# [Work to be completed]
Count the lines that hold the string "over". Reply with the number alone.

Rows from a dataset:
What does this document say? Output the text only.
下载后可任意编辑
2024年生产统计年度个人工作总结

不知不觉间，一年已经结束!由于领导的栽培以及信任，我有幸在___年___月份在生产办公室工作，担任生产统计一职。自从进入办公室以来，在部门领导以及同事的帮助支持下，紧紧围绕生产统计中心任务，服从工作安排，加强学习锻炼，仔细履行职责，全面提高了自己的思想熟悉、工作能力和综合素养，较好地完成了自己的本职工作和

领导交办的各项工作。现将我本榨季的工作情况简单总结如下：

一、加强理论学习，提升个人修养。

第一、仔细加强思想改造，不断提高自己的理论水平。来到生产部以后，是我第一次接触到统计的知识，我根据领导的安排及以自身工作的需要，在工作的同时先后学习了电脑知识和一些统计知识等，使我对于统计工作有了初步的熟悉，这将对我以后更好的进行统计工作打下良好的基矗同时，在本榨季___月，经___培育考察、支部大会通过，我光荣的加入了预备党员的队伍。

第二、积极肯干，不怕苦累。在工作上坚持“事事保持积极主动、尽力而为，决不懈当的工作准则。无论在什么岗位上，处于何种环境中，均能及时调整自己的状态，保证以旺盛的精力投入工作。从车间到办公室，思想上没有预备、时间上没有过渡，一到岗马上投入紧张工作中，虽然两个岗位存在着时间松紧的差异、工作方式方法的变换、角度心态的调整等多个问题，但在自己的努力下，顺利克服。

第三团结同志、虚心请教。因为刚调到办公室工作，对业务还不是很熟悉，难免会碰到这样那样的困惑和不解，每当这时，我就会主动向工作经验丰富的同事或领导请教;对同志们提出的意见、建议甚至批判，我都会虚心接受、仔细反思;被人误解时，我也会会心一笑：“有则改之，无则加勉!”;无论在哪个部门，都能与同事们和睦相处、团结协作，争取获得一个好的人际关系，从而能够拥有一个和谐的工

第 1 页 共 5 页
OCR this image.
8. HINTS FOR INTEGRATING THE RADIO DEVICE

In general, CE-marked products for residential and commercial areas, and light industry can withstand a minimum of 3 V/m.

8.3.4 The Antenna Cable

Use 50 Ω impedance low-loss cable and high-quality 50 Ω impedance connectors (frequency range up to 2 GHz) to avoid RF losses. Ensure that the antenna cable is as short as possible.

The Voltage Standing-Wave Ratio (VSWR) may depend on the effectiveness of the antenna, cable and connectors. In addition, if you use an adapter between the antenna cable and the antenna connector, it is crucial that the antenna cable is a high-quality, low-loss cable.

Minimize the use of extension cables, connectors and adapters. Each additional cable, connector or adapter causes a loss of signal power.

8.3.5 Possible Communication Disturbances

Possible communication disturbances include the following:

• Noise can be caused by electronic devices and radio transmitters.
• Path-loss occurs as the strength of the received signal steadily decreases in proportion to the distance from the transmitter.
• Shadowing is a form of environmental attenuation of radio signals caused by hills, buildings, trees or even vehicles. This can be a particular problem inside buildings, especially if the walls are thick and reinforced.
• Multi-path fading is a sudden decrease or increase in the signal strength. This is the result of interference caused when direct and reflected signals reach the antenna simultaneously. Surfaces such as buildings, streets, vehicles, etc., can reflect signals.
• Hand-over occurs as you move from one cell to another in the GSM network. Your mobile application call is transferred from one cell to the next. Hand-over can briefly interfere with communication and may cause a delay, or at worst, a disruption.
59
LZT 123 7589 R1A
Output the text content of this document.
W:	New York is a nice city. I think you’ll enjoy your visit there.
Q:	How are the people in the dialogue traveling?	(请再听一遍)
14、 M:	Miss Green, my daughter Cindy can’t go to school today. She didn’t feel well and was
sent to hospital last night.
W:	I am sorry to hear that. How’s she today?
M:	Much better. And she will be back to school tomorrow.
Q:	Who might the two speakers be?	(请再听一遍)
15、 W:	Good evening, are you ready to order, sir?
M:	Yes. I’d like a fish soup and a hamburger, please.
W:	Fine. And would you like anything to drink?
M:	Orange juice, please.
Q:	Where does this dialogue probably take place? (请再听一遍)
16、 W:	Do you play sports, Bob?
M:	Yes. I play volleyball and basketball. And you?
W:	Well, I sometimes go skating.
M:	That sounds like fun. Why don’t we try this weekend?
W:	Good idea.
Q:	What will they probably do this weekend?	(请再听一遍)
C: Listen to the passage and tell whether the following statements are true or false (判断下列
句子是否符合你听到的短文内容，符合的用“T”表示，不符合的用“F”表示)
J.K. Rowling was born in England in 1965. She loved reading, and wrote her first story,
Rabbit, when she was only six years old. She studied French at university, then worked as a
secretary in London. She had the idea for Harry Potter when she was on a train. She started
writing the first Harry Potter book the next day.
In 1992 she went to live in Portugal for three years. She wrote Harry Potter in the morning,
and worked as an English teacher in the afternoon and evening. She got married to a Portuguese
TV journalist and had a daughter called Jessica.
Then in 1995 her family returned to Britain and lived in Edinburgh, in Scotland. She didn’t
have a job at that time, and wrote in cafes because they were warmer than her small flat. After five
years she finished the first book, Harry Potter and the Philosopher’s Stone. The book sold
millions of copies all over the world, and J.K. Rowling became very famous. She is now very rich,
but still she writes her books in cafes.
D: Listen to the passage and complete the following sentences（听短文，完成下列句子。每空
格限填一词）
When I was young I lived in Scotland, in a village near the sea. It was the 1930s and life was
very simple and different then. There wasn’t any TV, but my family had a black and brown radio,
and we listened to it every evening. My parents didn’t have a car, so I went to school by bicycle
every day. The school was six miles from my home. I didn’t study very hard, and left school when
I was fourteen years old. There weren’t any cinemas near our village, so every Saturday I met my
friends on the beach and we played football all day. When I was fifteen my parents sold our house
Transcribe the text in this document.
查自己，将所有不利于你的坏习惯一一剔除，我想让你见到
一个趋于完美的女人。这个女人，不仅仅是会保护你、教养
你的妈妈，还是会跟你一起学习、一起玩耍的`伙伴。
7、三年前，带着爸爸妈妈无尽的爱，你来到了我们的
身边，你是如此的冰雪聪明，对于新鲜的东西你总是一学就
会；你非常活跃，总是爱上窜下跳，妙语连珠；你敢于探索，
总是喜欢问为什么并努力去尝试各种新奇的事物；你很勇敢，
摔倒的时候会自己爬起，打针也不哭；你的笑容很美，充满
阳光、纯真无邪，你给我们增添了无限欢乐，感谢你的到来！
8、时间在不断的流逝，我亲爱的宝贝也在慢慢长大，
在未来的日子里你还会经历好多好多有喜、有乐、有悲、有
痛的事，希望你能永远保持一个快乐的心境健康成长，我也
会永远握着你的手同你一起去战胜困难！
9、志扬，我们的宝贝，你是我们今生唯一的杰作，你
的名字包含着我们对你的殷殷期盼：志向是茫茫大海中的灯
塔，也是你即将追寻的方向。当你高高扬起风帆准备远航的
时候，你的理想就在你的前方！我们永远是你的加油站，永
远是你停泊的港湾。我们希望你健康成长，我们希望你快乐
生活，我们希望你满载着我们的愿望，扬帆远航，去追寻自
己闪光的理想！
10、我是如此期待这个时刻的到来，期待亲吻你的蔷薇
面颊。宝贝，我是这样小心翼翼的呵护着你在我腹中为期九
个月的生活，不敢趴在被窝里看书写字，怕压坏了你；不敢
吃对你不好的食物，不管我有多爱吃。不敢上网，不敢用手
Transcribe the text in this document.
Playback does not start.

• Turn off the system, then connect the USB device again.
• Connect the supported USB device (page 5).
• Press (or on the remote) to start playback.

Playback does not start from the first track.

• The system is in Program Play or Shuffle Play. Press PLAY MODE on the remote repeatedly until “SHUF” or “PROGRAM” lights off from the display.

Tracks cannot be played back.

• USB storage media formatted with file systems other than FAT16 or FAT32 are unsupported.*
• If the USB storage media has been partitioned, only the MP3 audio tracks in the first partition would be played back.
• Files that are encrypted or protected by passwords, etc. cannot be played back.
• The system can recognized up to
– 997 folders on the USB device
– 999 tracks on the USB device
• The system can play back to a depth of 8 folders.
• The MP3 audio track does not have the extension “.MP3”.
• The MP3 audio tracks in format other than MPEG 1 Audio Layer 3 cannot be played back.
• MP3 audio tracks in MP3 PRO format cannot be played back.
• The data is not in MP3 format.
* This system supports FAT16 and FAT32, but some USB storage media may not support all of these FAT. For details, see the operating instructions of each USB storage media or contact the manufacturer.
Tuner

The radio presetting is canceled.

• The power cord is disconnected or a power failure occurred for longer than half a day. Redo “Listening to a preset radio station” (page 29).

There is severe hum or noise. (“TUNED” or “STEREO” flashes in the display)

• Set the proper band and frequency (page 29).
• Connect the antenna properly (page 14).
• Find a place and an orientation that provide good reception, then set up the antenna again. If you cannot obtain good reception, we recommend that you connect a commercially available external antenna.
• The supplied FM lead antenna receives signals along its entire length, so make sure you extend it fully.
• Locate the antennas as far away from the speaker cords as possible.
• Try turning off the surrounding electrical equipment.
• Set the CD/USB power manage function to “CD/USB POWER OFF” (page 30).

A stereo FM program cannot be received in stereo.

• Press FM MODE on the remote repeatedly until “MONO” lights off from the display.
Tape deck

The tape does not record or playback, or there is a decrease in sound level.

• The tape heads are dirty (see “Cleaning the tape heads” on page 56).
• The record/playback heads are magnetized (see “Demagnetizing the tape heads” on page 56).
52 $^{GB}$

# [Exercise solution]
2